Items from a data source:
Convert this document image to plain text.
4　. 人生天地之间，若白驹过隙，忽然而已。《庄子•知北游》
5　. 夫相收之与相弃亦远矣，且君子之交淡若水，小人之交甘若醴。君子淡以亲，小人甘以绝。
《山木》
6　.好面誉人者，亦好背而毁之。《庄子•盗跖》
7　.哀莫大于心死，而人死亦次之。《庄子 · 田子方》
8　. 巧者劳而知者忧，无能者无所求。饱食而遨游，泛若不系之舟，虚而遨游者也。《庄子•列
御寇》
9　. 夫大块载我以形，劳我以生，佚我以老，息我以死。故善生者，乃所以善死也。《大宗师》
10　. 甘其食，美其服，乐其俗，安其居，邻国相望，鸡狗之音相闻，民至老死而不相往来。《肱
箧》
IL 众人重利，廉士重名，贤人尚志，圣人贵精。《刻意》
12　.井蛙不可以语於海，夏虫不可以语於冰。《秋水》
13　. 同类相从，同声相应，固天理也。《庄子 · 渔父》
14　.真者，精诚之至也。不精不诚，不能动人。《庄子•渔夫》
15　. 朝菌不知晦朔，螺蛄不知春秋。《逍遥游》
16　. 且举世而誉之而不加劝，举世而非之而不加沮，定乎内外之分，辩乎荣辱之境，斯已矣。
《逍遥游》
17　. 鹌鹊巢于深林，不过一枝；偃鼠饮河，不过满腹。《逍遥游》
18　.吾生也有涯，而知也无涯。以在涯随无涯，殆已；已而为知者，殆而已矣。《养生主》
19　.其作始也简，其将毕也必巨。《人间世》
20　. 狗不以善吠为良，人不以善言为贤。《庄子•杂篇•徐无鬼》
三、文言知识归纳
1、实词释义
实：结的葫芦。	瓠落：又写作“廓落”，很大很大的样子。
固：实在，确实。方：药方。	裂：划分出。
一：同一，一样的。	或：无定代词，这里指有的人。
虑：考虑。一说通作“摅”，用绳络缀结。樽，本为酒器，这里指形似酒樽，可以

Your goal:
Each record must be returned exactly as it is written.

Exercise answer:
Convert this document image to plain text.
4　. 人生天地之间，若白驹过隙，忽然而已。《庄子•知北游》
5　. 夫相收之与相弃亦远矣，且君子之交淡若水，小人之交甘若醴。君子淡以亲，小人甘以绝。
《山木》
6　.好面誉人者，亦好背而毁之。《庄子•盗跖》
7　.哀莫大于心死，而人死亦次之。《庄子 · 田子方》
8　. 巧者劳而知者忧，无能者无所求。饱食而遨游，泛若不系之舟，虚而遨游者也。《庄子•列
御寇》
9　. 夫大块载我以形，劳我以生，佚我以老，息我以死。故善生者，乃所以善死也。《大宗师》
10　. 甘其食，美其服，乐其俗，安其居，邻国相望，鸡狗之音相闻，民至老死而不相往来。《肱
箧》
IL 众人重利，廉士重名，贤人尚志，圣人贵精。《刻意》
12　.井蛙不可以语於海，夏虫不可以语於冰。《秋水》
13　. 同类相从，同声相应，固天理也。《庄子 · 渔父》
14　.真者，精诚之至也。不精不诚，不能动人。《庄子•渔夫》
15　. 朝菌不知晦朔，螺蛄不知春秋。《逍遥游》
16　. 且举世而誉之而不加劝，举世而非之而不加沮，定乎内外之分，辩乎荣辱之境，斯已矣。
《逍遥游》
17　. 鹌鹊巢于深林，不过一枝；偃鼠饮河，不过满腹。《逍遥游》
18　.吾生也有涯，而知也无涯。以在涯随无涯，殆已；已而为知者，殆而已矣。《养生主》
19　.其作始也简，其将毕也必巨。《人间世》
20　. 狗不以善吠为良，人不以善言为贤。《庄子•杂篇•徐无鬼》
三、文言知识归纳
1、实词释义
实：结的葫芦。	瓠落：又写作“廓落”，很大很大的样子。
固：实在，确实。方：药方。	裂：划分出。
一：同一，一样的。	或：无定代词，这里指有的人。
虑：考虑。一说通作“摅”，用绳络缀结。樽，本为酒器，这里指形似酒樽，可以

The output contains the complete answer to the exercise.